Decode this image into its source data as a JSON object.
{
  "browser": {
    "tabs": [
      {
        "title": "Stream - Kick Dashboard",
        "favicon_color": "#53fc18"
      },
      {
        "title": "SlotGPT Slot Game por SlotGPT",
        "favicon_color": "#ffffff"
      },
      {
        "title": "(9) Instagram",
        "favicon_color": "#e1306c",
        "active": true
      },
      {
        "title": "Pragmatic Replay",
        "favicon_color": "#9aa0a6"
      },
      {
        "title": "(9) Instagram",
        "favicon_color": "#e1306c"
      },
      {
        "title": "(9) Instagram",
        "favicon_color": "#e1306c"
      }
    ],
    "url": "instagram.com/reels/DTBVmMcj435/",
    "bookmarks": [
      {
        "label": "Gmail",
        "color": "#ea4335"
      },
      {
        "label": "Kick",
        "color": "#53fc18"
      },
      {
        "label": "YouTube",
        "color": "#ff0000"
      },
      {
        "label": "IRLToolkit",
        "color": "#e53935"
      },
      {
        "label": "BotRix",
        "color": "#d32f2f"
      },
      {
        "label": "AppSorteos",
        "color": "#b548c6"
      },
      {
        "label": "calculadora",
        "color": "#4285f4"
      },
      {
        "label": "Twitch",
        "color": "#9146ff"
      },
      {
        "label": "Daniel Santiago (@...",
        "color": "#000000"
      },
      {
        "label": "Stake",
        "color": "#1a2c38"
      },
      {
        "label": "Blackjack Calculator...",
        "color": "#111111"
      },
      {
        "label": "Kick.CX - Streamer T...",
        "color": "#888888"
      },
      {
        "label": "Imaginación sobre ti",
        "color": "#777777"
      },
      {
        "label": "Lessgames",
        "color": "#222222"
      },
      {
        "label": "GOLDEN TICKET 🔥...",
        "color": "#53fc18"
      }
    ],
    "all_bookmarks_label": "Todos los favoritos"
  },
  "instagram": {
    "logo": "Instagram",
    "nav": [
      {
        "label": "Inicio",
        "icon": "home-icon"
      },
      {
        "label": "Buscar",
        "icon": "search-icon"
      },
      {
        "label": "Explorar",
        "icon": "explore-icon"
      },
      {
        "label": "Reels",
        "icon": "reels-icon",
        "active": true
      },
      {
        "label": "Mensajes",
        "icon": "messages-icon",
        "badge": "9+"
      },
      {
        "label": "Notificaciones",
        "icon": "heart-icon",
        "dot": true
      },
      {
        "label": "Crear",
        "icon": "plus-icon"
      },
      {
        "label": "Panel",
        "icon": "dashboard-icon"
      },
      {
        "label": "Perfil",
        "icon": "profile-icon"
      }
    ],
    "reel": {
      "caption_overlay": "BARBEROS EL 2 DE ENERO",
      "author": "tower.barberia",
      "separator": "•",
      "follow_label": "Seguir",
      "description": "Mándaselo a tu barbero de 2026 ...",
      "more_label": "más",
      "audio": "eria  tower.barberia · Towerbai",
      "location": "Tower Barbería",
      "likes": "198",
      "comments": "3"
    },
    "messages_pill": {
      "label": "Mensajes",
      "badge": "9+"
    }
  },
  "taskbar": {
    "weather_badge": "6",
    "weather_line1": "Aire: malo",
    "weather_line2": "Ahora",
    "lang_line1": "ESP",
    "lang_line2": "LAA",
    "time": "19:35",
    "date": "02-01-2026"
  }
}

════════════════

*Exercise requirements*: All of the records must be repeated exactly.

*Solution below*:
Decode this image into its source data as a JSON object.
{
  "browser": {
    "tabs": [
      {
        "title": "Stream - Kick Dashboard",
        "favicon_color": "#53fc18"
      },
      {
        "title": "SlotGPT Slot Game por SlotGPT",
        "favicon_color": "#ffffff"
      },
      {
        "title": "(9) Instagram",
        "favicon_color": "#e1306c",
        "active": true
      },
      {
        "title": "Pragmatic Replay",
        "favicon_color": "#9aa0a6"
      },
      {
        "title": "(9) Instagram",
        "favicon_color": "#e1306c"
      },
      {
        "title": "(9) Instagram",
        "favicon_color": "#e1306c"
      }
    ],
    "url": "instagram.com/reels/DTBVmMcj435/",
    "bookmarks": [
      {
        "label": "Gmail",
        "color": "#ea4335"
      },
      {
        "label": "Kick",
        "color": "#53fc18"
      },
      {
        "label": "YouTube",
        "color": "#ff0000"
      },
      {
        "label": "IRLToolkit",
        "color": "#e53935"
      },
      {
        "label": "BotRix",
        "color": "#d32f2f"
      },
      {
        "label": "AppSorteos",
        "color": "#b548c6"
      },
      {
        "label": "calculadora",
        "color": "#4285f4"
      },
      {
        "label": "Twitch",
        "color": "#9146ff"
      },
      {
        "label": "Daniel Santiago (@...",
        "color": "#000000"
      },
      {
        "label": "Stake",
        "color": "#1a2c38"
      },
      {
        "label": "Blackjack Calculator...",
        "color": "#111111"
      },
      {
        "label": "Kick.CX - Streamer T...",
        "color": "#888888"
      },
      {
        "label": "Imaginación sobre ti",
        "color": "#777777"
      },
      {
        "label": "Lessgames",
        "color": "#222222"
      },
      {
        "label": "GOLDEN TICKET 🔥...",
        "color": "#53fc18"
      }
    ],
    "all_bookmarks_label": "Todos los favoritos"
  },
  "instagram": {
    "logo": "Instagram",
    "nav": [
      {
        "label": "Inicio",
        "icon": "home-icon"
      },
      {
        "label": "Buscar",
        "icon": "search-icon"
      },
      {
        "label": "Explorar",
        "icon": "explore-icon"
      },
      {
        "label": "Reels",
        "icon": "reels-icon",
        "active": true
      },
      {
        "label": "Mensajes",
        "icon": "messages-icon",
        "badge": "9+"
      },
      {
        "label": "Notificaciones",
        "icon": "heart-icon",
        "dot": true
      },
      {
        "label": "Crear",
        "icon": "plus-icon"
      },
      {
        "label": "Panel",
        "icon": "dashboard-icon"
      },
      {
        "label": "Perfil",
        "icon": "profile-icon"
      }
    ],
    "reel": {
      "caption_overlay": "BARBEROS EL 2 DE ENERO",
      "author": "tower.barberia",
      "separator": "•",
      "follow_label": "Seguir",
      "description": "Mándaselo a tu barbero de 2026 ...",
      "more_label": "más",
      "audio": "eria  tower.barberia · Towerbai",
      "location": "Tower Barbería",
      "likes": "198",
      "comments": "3"
    },
    "messages_pill": {
      "label": "Mensajes",
      "badge": "9+"
    }
  },
  "taskbar": {
    "weather_badge": "6",
    "weather_line1": "Aire: malo",
    "weather_line2": "Ahora",
    "lang_line1": "ESP",
    "lang_line2": "LAA",
    "time": "19:35",
    "date": "02-01-2026"
  }
}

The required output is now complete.